[Dataset excerpt]:
########################################

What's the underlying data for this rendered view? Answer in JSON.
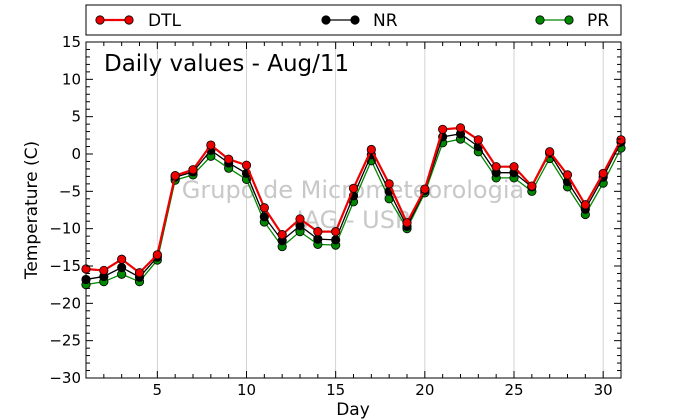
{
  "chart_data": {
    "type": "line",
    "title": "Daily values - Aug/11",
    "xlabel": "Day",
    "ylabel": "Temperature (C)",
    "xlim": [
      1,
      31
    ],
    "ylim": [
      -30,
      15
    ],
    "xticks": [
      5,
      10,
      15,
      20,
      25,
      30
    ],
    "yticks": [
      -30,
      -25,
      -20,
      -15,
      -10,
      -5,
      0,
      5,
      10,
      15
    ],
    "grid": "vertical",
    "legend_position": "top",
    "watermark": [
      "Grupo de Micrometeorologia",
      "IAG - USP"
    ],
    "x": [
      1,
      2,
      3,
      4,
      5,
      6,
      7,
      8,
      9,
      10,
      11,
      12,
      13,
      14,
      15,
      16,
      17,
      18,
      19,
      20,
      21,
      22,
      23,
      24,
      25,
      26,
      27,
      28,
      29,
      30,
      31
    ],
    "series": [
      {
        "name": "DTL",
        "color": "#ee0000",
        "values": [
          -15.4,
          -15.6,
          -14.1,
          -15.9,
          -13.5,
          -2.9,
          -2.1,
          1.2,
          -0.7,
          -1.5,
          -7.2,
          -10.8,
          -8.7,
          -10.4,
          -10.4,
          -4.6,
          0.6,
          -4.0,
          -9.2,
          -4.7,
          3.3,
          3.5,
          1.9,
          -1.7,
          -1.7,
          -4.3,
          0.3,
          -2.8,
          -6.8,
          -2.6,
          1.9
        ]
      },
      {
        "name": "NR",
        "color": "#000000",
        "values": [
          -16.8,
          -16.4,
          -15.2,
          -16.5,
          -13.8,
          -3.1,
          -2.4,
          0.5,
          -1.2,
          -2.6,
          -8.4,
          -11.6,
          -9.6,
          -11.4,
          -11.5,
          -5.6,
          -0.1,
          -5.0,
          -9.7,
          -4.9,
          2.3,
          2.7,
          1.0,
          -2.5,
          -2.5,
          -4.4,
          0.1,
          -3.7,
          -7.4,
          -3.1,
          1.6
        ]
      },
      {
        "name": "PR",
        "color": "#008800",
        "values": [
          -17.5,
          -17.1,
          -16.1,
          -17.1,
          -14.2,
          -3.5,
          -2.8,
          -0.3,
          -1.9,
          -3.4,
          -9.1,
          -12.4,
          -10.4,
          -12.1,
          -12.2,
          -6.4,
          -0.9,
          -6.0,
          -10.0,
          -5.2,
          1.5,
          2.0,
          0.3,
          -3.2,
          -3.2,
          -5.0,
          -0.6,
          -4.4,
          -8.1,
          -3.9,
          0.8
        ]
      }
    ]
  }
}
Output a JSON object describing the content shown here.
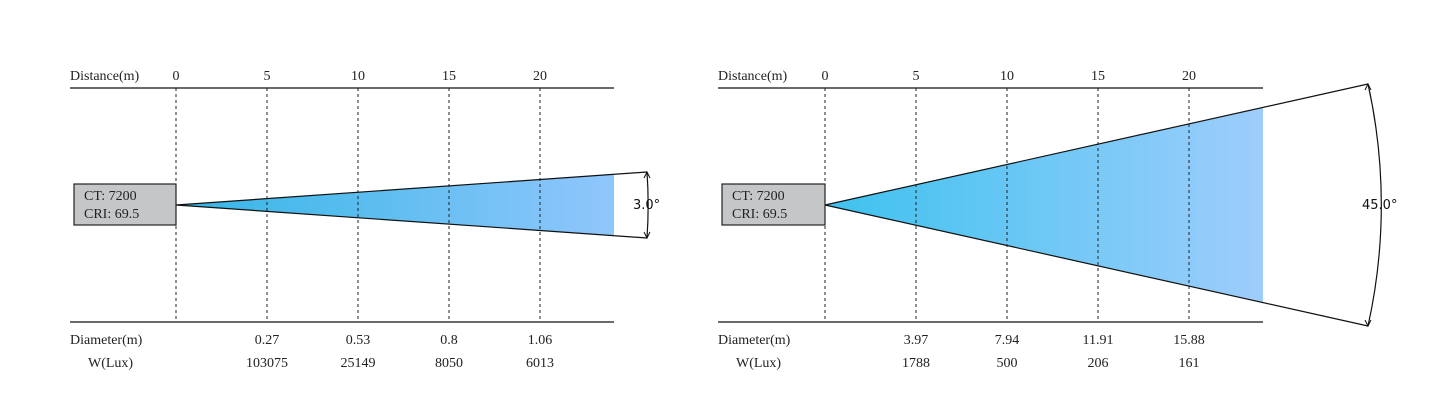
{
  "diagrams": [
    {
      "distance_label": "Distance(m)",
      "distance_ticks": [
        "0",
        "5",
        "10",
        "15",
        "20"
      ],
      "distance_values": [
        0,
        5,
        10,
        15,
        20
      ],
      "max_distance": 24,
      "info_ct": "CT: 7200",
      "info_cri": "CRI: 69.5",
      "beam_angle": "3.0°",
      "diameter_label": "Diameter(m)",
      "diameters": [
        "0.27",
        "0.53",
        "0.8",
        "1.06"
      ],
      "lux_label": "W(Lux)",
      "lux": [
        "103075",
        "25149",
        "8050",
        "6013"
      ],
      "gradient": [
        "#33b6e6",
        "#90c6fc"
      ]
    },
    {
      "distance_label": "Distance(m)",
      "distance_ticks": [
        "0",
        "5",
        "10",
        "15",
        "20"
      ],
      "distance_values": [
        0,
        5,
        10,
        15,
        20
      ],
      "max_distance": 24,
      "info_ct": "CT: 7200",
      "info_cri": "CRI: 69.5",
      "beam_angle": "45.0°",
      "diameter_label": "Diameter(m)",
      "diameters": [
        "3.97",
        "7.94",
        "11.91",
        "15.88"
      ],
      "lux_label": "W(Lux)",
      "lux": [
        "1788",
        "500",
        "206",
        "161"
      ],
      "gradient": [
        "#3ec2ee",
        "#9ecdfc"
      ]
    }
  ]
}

########################################

[Work to be completed]: Check each line of the entries for the string "color". Copy the lines that have it.

[Finished task]:
        "color": "#ee0000",
        "color": "#000000",
        "color": "#008800",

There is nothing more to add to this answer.